**Written instruction**
Exactly as written, please set down all of the entries again, with no pictures.
>> begin
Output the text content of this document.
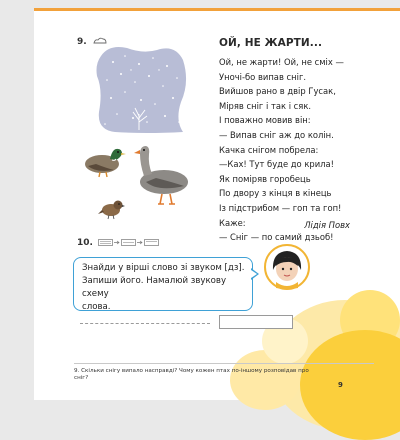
9.	ОЙ, НЕ ЖАРТИ...
Ой, не жарти! Ой, не сміх —
Уночі-бо випав сніг.
Вийшов рано в двір Гусак,
Міряв сніг і так і сяк.
І поважно мовив він:
— Випав сніг аж до колін.
Качка снігом побрела:
—Ках! Тут буде до крила!
Як поміряв горобець
По двору з кінця в кінець
Із підстрибом — гоп та гоп!
Каже:
— Сніг — по самий дзьоб!
Лідія Повх
10.
Знайди у вірші слово зі звуком [дз].
Запиши його. Намалюй звукову схему
слова.
9. Скільки снігу випало насправді? Чому кожен птах по-іншому розповідав про сніг?
9
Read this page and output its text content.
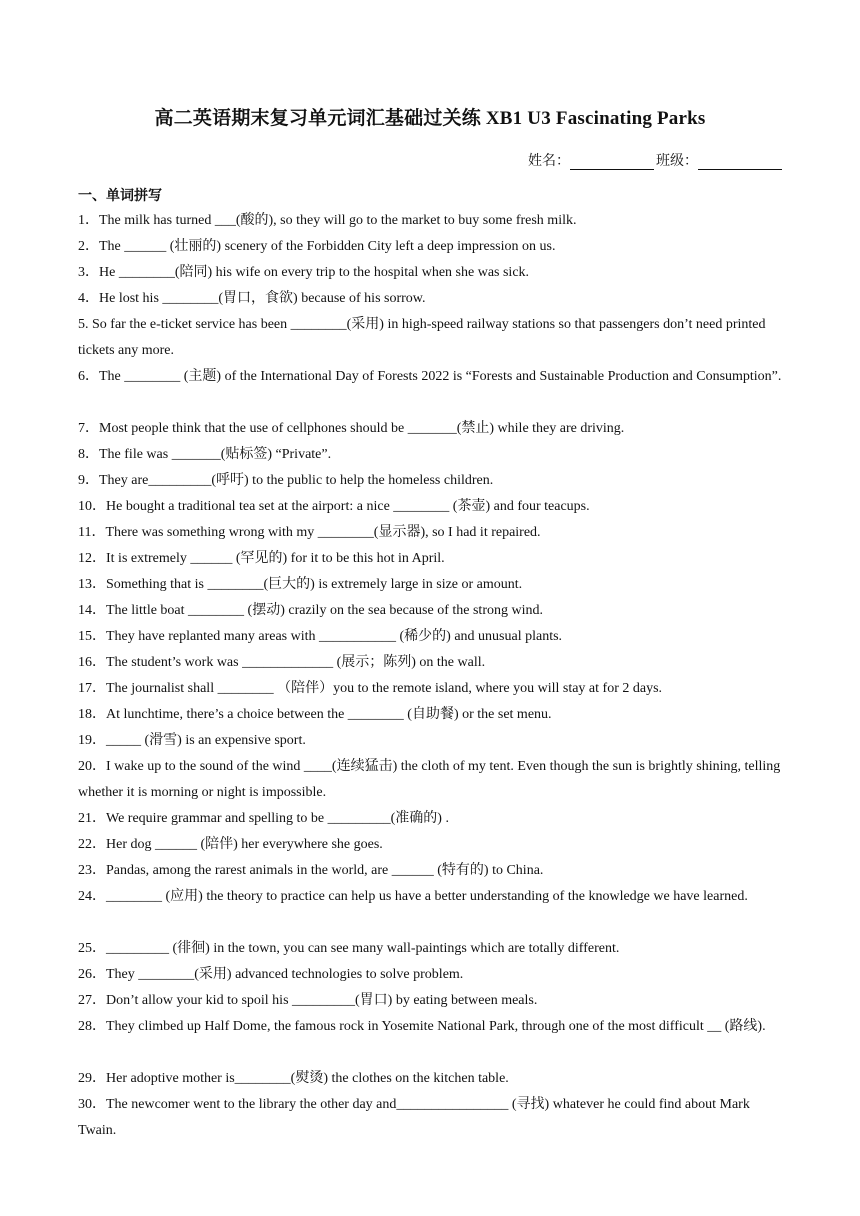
高二英语期末复习单元词汇基础过关练 XB1 U3 Fascinating Parks
姓名：	班级：
一、单词拼写
1．The milk has turned ___(酸的), so they will go to the market to buy some fresh milk.
2．The ______ (壮丽的) scenery of the Forbidden City left a deep impression on us.
3．He ________(陪同) his wife on every trip to the hospital when she was sick.
4．He lost his ________(胃口，食欲) because of his sorrow.
5. So far the e-ticket service has been ________(采用) in high-speed railway stations so that passengers don’t need printed tickets any more.
6．The ________ (主题) of the International Day of Forests 2022 is “Forests and Sustainable Production and Consumption”.
7．Most people think that the use of cellphones should be _______(禁止) while they are driving.
8．The file was _______(贴标签) “Private”.
9．They are_________(呼吁) to the public to help the homeless children.
10．He bought a traditional tea set at the airport: a nice ________ (茶壶) and four teacups.
11．There was something wrong with my ________(显示器), so I had it repaired.
12．It is extremely ______ (罕见的) for it to be this hot in April.
13．Something that is ________(巨大的) is extremely large in size or amount.
14．The little boat ________ (摆动) crazily on the sea because of the strong wind.
15．They have replanted many areas with ___________ (稀少的) and unusual plants.
16．The student’s work was _____________ (展示；陈列) on the wall.
17．The journalist shall ________ （陪伴）you to the remote island, where you will stay at for 2 days.
18．At lunchtime, there’s a choice between the ________ (自助餐) or the set menu.
19．_____ (滑雪) is an expensive sport.
20．I wake up to the sound of the wind ____(连续猛击) the cloth of my tent. Even though the sun is brightly shining, telling whether it is morning or night is impossible.
21．We require grammar and spelling to be _________(准确的) .
22．Her dog ______ (陪伴) her everywhere she goes.
23．Pandas, among the rarest animals in the world, are ______ (特有的) to China.
24．________ (应用) the theory to practice can help us have a better understanding of the knowledge we have learned.
25．_________ (徘徊) in the town, you can see many wall-paintings which are totally different.
26．They ________(采用) advanced technologies to solve problem.
27．Don’t allow your kid to spoil his _________(胃口) by eating between meals.
28．They climbed up Half Dome, the famous rock in Yosemite National Park, through one of the most difficult __ (路线).
29．Her adoptive mother is________(熨烫) the clothes on the kitchen table.
30．The newcomer went to the library the other day and________________ (寻找) whatever he could find about Mark Twain.
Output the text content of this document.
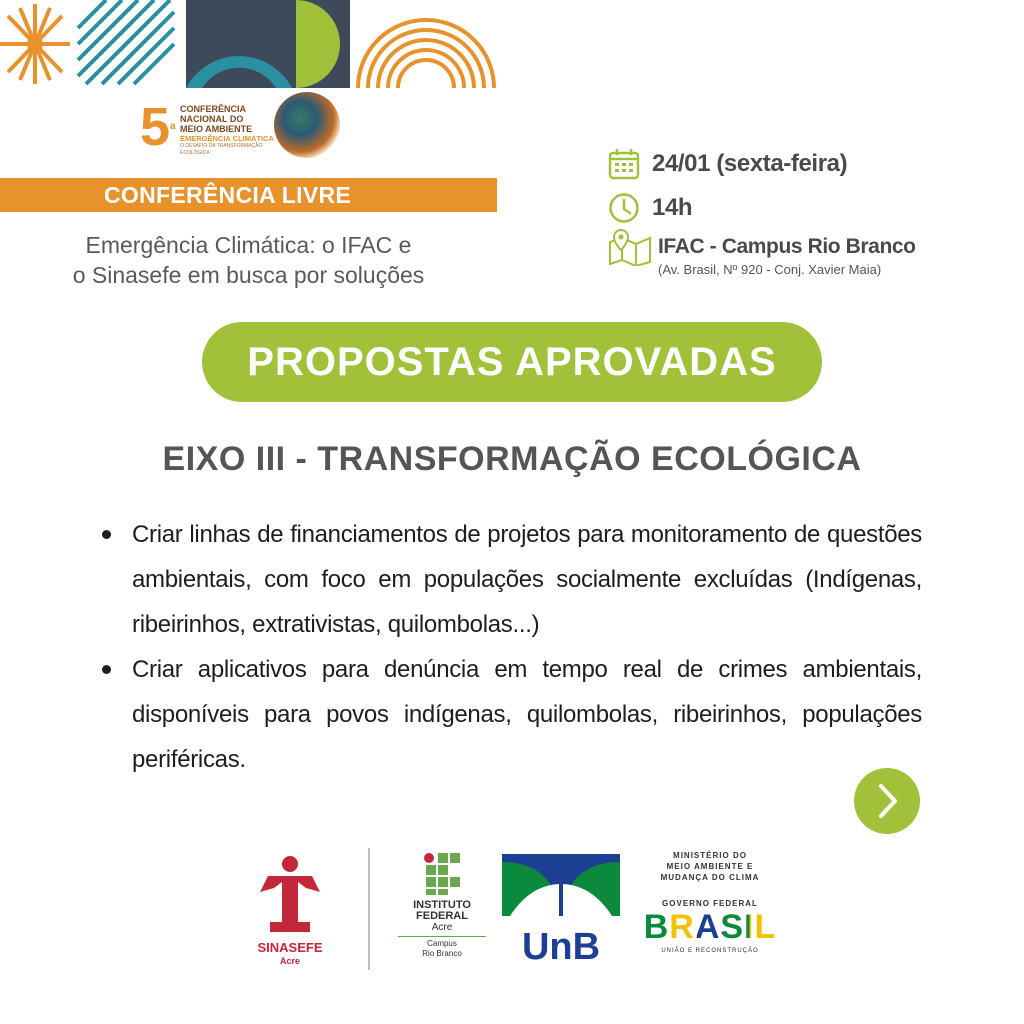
5$^a$
CONFERÊNCIA
NACIONAL DO
MEIO AMBIENTE
EMERGÊNCIA CLIMÁTICA
O DESAFIO DA TRANSFORMAÇÃO ECOLÓGICA
CONFERÊNCIA LIVRE
Emergência Climática: o IFAC e
o Sinasefe em busca por soluções
24/01 (sexta-feira)
14h
IFAC - Campus Rio Branco
(Av. Brasil, Nº 920 - Conj. Xavier Maia)
PROPOSTAS APROVADAS
EIXO III - TRANSFORMAÇÃO ECOLÓGICA
Criar linhas de financiamentos de projetos para monitoramento de questões ambientais, com foco em populações socialmente excluídas (Indígenas, ribeirinhos, extrativistas, quilombolas...)
Criar aplicativos para denúncia em tempo real de crimes ambientais, disponíveis para povos indígenas, quilombolas, ribeirinhos, populações periféricas.
SINASEFE
Acre
INSTITUTO
FEDERAL
Acre
Campus
Rio Branco	UnB
MINISTÉRIO DO
MEIO AMBIENTE E
MUDANÇA DO CLIMA
GOVERNO FEDERAL
BRASIL
UNIÃO E RECONSTRUÇÃO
>> end
**Complete output**
Output the text content of this document.
9.	ОЙ, НЕ ЖАРТИ...
Ой, не жарти! Ой, не сміх —
Уночі-бо випав сніг.
Вийшов рано в двір Гусак,
Міряв сніг і так і сяк.
І поважно мовив він:
— Випав сніг аж до колін.
Качка снігом побрела:
—Ках! Тут буде до крила!
Як поміряв горобець
По двору з кінця в кінець
Із підстрибом — гоп та гоп!
Каже:
— Сніг — по самий дзьоб!
Лідія Повх
10.
Знайди у вірші слово зі звуком [дз].
Запиши його. Намалюй звукову схему
слова.
9. Скільки снігу випало насправді? Чому кожен птах по-іншому розповідав про сніг?
9
Read this page and output its text content.
高二英语期末复习单元词汇基础过关练 XB1 U3 Fascinating Parks
姓名：	班级：
一、单词拼写
1．The milk has turned ___(酸的), so they will go to the market to buy some fresh milk.
2．The ______ (壮丽的) scenery of the Forbidden City left a deep impression on us.
3．He ________(陪同) his wife on every trip to the hospital when she was sick.
4．He lost his ________(胃口，食欲) because of his sorrow.
5. So far the e-ticket service has been ________(采用) in high-speed railway stations so that passengers don’t need printed tickets any more.
6．The ________ (主题) of the International Day of Forests 2022 is “Forests and Sustainable Production and Consumption”.
7．Most people think that the use of cellphones should be _______(禁止) while they are driving.
8．The file was _______(贴标签) “Private”.
9．They are_________(呼吁) to the public to help the homeless children.
10．He bought a traditional tea set at the airport: a nice ________ (茶壶) and four teacups.
11．There was something wrong with my ________(显示器), so I had it repaired.
12．It is extremely ______ (罕见的) for it to be this hot in April.
13．Something that is ________(巨大的) is extremely large in size or amount.
14．The little boat ________ (摆动) crazily on the sea because of the strong wind.
15．They have replanted many areas with ___________ (稀少的) and unusual plants.
16．The student’s work was _____________ (展示；陈列) on the wall.
17．The journalist shall ________ （陪伴）you to the remote island, where you will stay at for 2 days.
18．At lunchtime, there’s a choice between the ________ (自助餐) or the set menu.
19．_____ (滑雪) is an expensive sport.
20．I wake up to the sound of the wind ____(连续猛击) the cloth of my tent. Even though the sun is brightly shining, telling whether it is morning or night is impossible.
21．We require grammar and spelling to be _________(准确的) .
22．Her dog ______ (陪伴) her everywhere she goes.
23．Pandas, among the rarest animals in the world, are ______ (特有的) to China.
24．________ (应用) the theory to practice can help us have a better understanding of the knowledge we have learned.
25．_________ (徘徊) in the town, you can see many wall-paintings which are totally different.
26．They ________(采用) advanced technologies to solve problem.
27．Don’t allow your kid to spoil his _________(胃口) by eating between meals.
28．They climbed up Half Dome, the famous rock in Yosemite National Park, through one of the most difficult __ (路线).
29．Her adoptive mother is________(熨烫) the clothes on the kitchen table.
30．The newcomer went to the library the other day and________________ (寻找) whatever he could find about Mark Twain.
Output the text content of this document.
5$^a$
CONFERÊNCIA
NACIONAL DO
MEIO AMBIENTE
EMERGÊNCIA CLIMÁTICA
O DESAFIO DA TRANSFORMAÇÃO ECOLÓGICA
CONFERÊNCIA LIVRE
Emergência Climática: o IFAC e
o Sinasefe em busca por soluções
24/01 (sexta-feira)
14h
IFAC - Campus Rio Branco
(Av. Brasil, Nº 920 - Conj. Xavier Maia)
PROPOSTAS APROVADAS
EIXO III - TRANSFORMAÇÃO ECOLÓGICA
Criar linhas de financiamentos de projetos para monitoramento de questões ambientais, com foco em populações socialmente excluídas (Indígenas, ribeirinhos, extrativistas, quilombolas...)
Criar aplicativos para denúncia em tempo real de crimes ambientais, disponíveis para povos indígenas, quilombolas, ribeirinhos, populações periféricas.
SINASEFE
Acre
INSTITUTO
FEDERAL
Acre
Campus
Rio Branco	UnB
MINISTÉRIO DO
MEIO AMBIENTE E
MUDANÇA DO CLIMA
GOVERNO FEDERAL
BRASIL
UNIÃO E RECONSTRUÇÃO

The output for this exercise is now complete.